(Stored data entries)
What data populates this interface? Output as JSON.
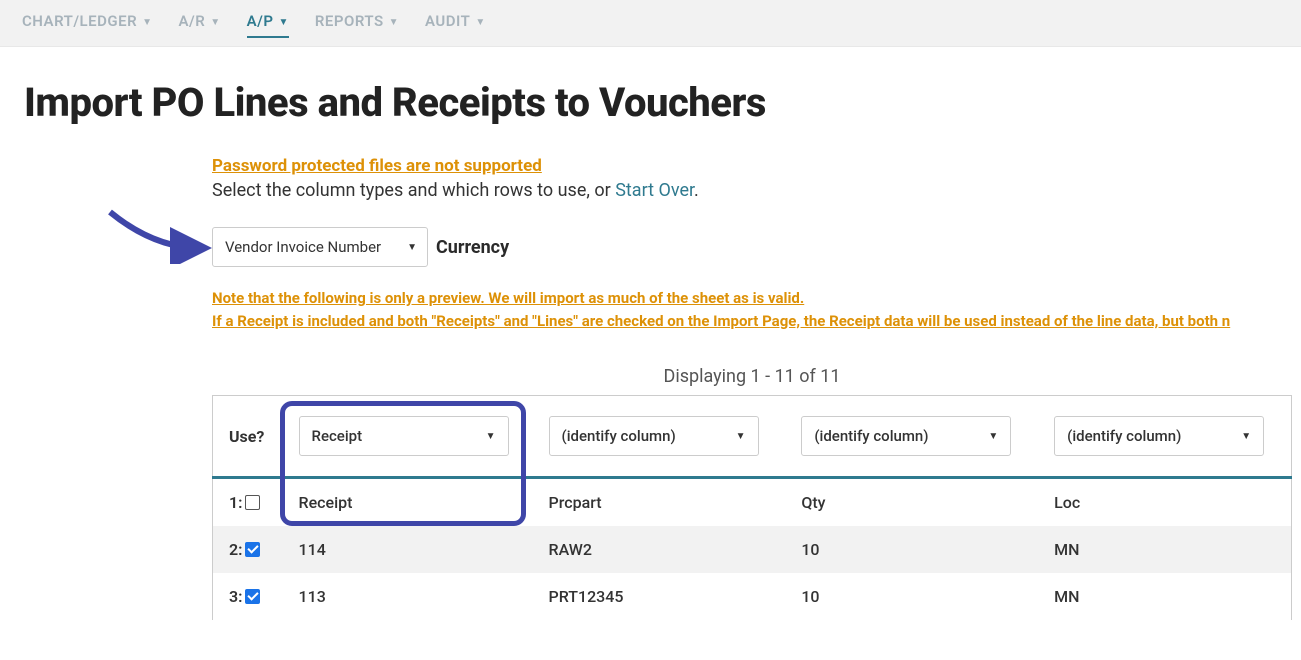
{
  "nav": {
    "items": [
      {
        "label": "CHART/LEDGER",
        "active": false
      },
      {
        "label": "A/R",
        "active": false
      },
      {
        "label": "A/P",
        "active": true
      },
      {
        "label": "REPORTS",
        "active": false
      },
      {
        "label": "AUDIT",
        "active": false
      }
    ]
  },
  "page": {
    "title": "Import PO Lines and Receipts to Vouchers",
    "password_warning": "Password protected files are not supported",
    "instruction_prefix": "Select the column types and which rows to use, or ",
    "start_over": "Start Over",
    "instruction_suffix": ".",
    "top_select": {
      "value": "Vendor Invoice Number"
    },
    "top_select_label": "Currency",
    "preview_note1": "Note that the following is only a preview. We will import as much of the sheet as is valid.",
    "preview_note2": "If a Receipt is included and both \"Receipts\" and \"Lines\" are checked on the Import Page, the Receipt data will be used instead of the line data, but both n",
    "display_count": "Displaying 1 - 11 of 11"
  },
  "table": {
    "use_header": "Use?",
    "col_dropdowns": [
      {
        "value": "Receipt"
      },
      {
        "value": "(identify column)"
      },
      {
        "value": "(identify column)"
      },
      {
        "value": "(identify column)"
      }
    ],
    "rows": [
      {
        "idx": "1:",
        "checked": false,
        "cells": [
          "Receipt",
          "Prcpart",
          "Qty",
          "Loc"
        ]
      },
      {
        "idx": "2:",
        "checked": true,
        "cells": [
          "114",
          "RAW2",
          "10",
          "MN"
        ]
      },
      {
        "idx": "3:",
        "checked": true,
        "cells": [
          "113",
          "PRT12345",
          "10",
          "MN"
        ]
      }
    ]
  }
}
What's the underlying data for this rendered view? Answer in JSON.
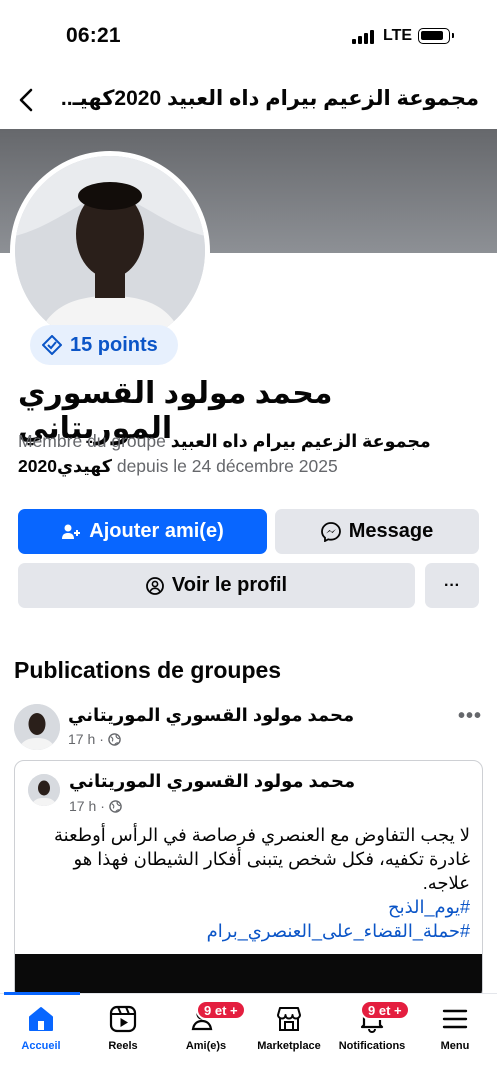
{
  "status_bar": {
    "time": "06:21",
    "network": "LTE"
  },
  "header": {
    "title": "مجموعة الزعيم بيرام داه العبيد 2020كهيـ.."
  },
  "profile": {
    "points": "15 points",
    "name": "محمد مولود القسوري الموريتاني",
    "member_prefix": "Membre du groupe",
    "group_name_line1": "مجموعة الزعيم بيرام داه العبيد",
    "group_name_line2": "2020كهيدي",
    "member_since": "depuis le 24 décembre 2025"
  },
  "actions": {
    "add_friend": "Ajouter ami(e)",
    "message": "Message",
    "view_profile": "Voir le profil",
    "more": "···"
  },
  "publications": {
    "section_title": "Publications de groupes",
    "post": {
      "author": "محمد مولود القسوري الموريتاني",
      "time": "17 h",
      "more": "•••",
      "shared": {
        "author": "محمد مولود القسوري الموريتاني",
        "time": "17 h",
        "text": "لا يجب التفاوض مع العنصري فرصاصة في الرأس أوطعنة غادرة تكفيه، فكل شخص يتبنى أفكار الشيطان فهذا هو علاجه.",
        "hashtag1": "#يوم_الذبح",
        "hashtag2": "#حملة_القضاء_على_العنصري_برام"
      }
    }
  },
  "tabs": [
    {
      "label": "Accueil",
      "icon": "home-icon",
      "active": true
    },
    {
      "label": "Reels",
      "icon": "reels-icon"
    },
    {
      "label": "Ami(e)s",
      "icon": "friends-icon",
      "badge": "9 et +"
    },
    {
      "label": "Marketplace",
      "icon": "marketplace-icon"
    },
    {
      "label": "Notifications",
      "icon": "bell-icon",
      "badge": "9 et +"
    },
    {
      "label": "Menu",
      "icon": "menu-icon"
    }
  ],
  "colors": {
    "accent": "#0866ff",
    "badge": "#e41e3f",
    "secondary_button": "#e4e6eb"
  }
}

## What is required:
Go through the listing above and work out how many lines contain the string "العبيد". Reply with the number alone.

## Written response:
2